# EXERCISE DETAILS
Count how many lines contain the word "code". Please give only the number.

# RECORDS SUPPLIED
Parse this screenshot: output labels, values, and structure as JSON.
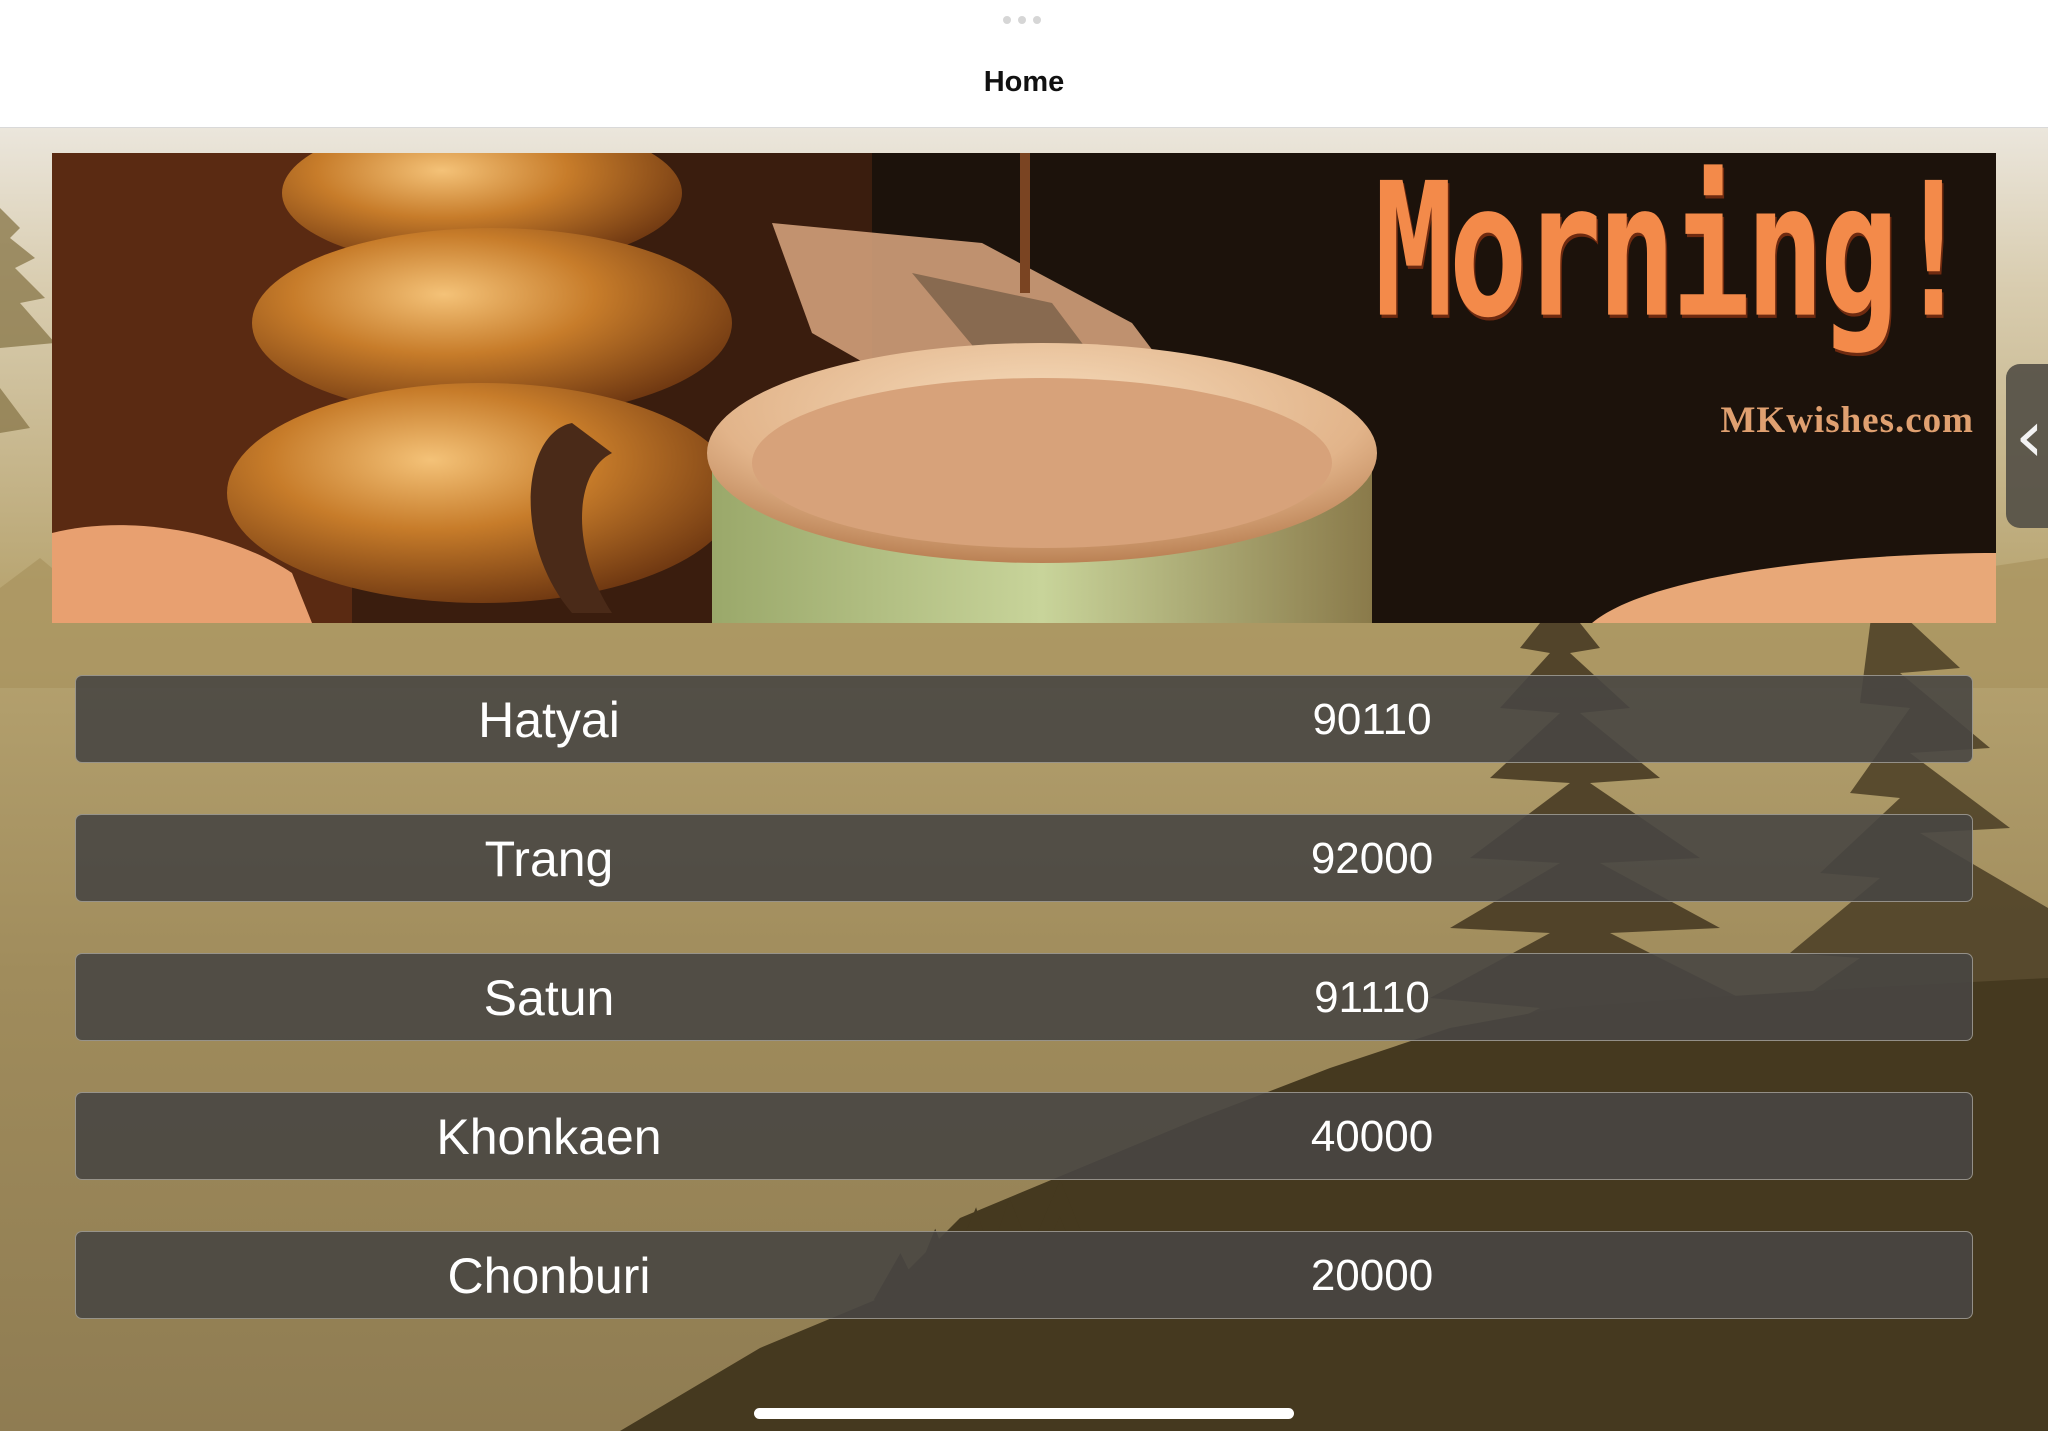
{
  "nav": {
    "title": "Home"
  },
  "banner": {
    "headline": "Morning!",
    "site": "MKwishes.com"
  },
  "locations": [
    {
      "name": "Hatyai",
      "code": "90110"
    },
    {
      "name": "Trang",
      "code": "92000"
    },
    {
      "name": "Satun",
      "code": "91110"
    },
    {
      "name": "Khonkaen",
      "code": "40000"
    },
    {
      "name": "Chonburi",
      "code": "20000"
    }
  ],
  "side_panel": {
    "icon": "chevron-left-icon",
    "glyph": "‹"
  },
  "colors": {
    "row_bg": "#4a4844",
    "headline": "#f38a4a",
    "banner_bg": "#1c120b",
    "scene_sky": "#b6a57a",
    "trees": "#4a3d25"
  }
}
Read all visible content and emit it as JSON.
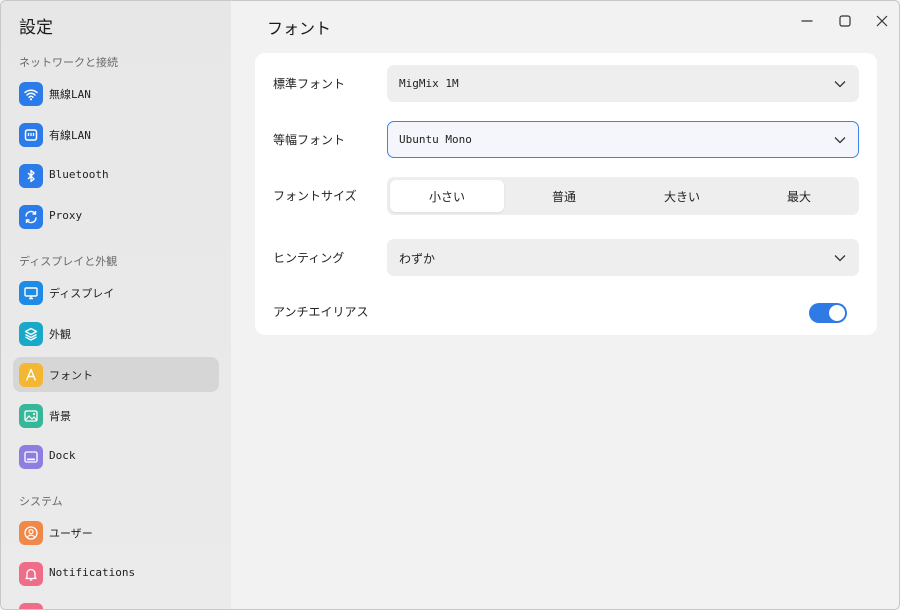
{
  "app": {
    "title": "設定"
  },
  "sidebar": {
    "sections": [
      {
        "label": "ネットワークと接続"
      },
      {
        "label": "ディスプレイと外観"
      },
      {
        "label": "システム"
      }
    ],
    "items": [
      {
        "label": "無線LAN",
        "icon": "wifi-icon",
        "color": "#2b7be8"
      },
      {
        "label": "有線LAN",
        "icon": "ethernet-icon",
        "color": "#2b7be8"
      },
      {
        "label": "Bluetooth",
        "icon": "bluetooth-icon",
        "color": "#2b7be8"
      },
      {
        "label": "Proxy",
        "icon": "proxy-sync-icon",
        "color": "#2b7be8"
      },
      {
        "label": "ディスプレイ",
        "icon": "monitor-icon",
        "color": "#1f8be6"
      },
      {
        "label": "外観",
        "icon": "layers-icon",
        "color": "#18a9c9"
      },
      {
        "label": "フォント",
        "icon": "font-a-icon",
        "color": "#f3b733",
        "active": true
      },
      {
        "label": "背景",
        "icon": "image-icon",
        "color": "#36b79a"
      },
      {
        "label": "Dock",
        "icon": "dock-icon",
        "color": "#8e7ee0"
      },
      {
        "label": "ユーザー",
        "icon": "user-icon",
        "color": "#f0884a"
      },
      {
        "label": "Notifications",
        "icon": "bell-icon",
        "color": "#f06d8a"
      }
    ]
  },
  "main": {
    "title": "フォント",
    "standard_font": {
      "label": "標準フォント",
      "value": "MigMix 1M"
    },
    "mono_font": {
      "label": "等幅フォント",
      "value": "Ubuntu Mono"
    },
    "font_size": {
      "label": "フォントサイズ",
      "options": [
        "小さい",
        "普通",
        "大きい",
        "最大"
      ],
      "selected": "小さい"
    },
    "hinting": {
      "label": "ヒンティング",
      "value": "わずか"
    },
    "antialias": {
      "label": "アンチエイリアス",
      "enabled": true
    }
  },
  "colors": {
    "accent": "#2f7ae5",
    "sidebar_bg": "#e9e9e9",
    "card_bg": "#ffffff"
  }
}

# RESPONSE
5